Pull out every line below that holds the word "ZALEWSKI".

-- Begin AVAILABLE RECORDS --

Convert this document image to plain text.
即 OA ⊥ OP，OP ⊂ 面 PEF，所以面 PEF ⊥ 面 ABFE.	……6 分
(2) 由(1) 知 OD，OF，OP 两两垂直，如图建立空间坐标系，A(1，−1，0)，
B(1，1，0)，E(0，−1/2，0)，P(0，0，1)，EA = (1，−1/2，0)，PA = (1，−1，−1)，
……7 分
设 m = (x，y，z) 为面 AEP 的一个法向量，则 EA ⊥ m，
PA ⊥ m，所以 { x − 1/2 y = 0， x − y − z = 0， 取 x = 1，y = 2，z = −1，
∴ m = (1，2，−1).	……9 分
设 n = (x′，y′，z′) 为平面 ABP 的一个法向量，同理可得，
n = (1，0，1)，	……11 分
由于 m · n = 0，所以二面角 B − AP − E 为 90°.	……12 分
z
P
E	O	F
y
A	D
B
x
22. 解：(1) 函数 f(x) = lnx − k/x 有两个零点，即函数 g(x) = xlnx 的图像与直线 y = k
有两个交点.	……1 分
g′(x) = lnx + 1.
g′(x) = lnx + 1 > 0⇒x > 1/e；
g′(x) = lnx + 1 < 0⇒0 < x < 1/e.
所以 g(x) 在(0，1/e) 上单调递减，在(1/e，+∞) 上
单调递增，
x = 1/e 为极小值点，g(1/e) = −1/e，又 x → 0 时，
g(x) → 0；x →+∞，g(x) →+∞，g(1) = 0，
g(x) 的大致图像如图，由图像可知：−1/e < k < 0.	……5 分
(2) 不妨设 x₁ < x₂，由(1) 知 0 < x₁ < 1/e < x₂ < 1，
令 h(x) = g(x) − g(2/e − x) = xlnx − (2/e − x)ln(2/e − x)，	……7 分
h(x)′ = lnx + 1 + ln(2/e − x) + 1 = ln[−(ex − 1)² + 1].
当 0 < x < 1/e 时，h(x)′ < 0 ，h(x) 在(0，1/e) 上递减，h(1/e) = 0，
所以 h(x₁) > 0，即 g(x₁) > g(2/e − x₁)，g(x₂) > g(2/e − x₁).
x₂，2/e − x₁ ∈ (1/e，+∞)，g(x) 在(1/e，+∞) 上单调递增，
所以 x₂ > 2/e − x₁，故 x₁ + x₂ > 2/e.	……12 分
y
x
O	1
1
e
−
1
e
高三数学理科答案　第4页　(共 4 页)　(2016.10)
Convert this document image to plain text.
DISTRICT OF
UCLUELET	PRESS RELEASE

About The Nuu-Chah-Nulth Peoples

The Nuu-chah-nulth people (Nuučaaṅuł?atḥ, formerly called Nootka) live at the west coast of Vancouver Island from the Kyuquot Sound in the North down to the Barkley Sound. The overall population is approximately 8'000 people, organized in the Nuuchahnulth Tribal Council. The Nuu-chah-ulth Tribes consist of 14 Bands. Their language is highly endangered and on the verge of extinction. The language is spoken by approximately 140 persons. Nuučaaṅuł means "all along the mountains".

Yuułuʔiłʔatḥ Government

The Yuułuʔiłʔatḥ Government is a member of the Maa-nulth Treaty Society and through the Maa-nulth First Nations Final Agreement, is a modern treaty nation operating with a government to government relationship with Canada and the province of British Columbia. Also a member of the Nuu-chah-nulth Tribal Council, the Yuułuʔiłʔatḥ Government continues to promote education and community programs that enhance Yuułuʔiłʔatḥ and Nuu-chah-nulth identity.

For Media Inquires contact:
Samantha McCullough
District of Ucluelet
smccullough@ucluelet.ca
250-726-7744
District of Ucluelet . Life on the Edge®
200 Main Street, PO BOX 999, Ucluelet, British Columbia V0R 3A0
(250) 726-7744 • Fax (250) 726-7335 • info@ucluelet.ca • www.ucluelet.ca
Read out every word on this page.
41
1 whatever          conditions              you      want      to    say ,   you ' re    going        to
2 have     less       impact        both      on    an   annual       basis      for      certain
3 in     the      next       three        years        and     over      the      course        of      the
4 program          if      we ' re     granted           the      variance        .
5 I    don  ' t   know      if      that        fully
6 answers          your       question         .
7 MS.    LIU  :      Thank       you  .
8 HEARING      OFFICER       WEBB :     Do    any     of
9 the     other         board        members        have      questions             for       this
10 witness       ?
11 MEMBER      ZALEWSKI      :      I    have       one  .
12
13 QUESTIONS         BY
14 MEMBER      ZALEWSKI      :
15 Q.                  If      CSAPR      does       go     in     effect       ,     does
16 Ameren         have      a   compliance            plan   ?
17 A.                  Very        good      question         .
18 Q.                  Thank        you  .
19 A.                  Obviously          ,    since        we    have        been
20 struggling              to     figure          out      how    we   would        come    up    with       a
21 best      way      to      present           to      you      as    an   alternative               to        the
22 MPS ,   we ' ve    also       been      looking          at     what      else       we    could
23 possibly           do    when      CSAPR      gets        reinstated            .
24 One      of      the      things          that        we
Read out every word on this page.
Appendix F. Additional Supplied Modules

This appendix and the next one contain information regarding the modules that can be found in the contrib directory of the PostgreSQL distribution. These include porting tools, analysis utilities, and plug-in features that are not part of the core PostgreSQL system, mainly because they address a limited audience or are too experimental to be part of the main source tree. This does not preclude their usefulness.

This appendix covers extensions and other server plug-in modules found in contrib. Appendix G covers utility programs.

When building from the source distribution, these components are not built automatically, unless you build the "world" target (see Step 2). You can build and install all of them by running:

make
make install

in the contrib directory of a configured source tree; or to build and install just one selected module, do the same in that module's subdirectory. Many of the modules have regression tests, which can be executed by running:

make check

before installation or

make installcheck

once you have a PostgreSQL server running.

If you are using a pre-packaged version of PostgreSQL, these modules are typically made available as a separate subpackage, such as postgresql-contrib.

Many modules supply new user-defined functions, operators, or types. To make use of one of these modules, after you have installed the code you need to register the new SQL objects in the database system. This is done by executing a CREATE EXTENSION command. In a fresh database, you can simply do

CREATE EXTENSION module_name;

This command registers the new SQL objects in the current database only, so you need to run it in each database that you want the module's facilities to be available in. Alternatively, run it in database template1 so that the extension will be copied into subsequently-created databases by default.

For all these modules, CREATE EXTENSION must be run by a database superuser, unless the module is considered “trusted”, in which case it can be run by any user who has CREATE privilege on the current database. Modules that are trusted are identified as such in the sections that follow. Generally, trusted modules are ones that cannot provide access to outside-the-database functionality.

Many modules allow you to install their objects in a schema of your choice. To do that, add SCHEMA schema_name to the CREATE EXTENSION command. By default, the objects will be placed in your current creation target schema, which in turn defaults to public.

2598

-- End AVAILABLE RECORDS --

▸ CORRECT ANSWER
11 MEMBER      ZALEWSKI      :      I    have       one  .
14 MEMBER      ZALEWSKI      :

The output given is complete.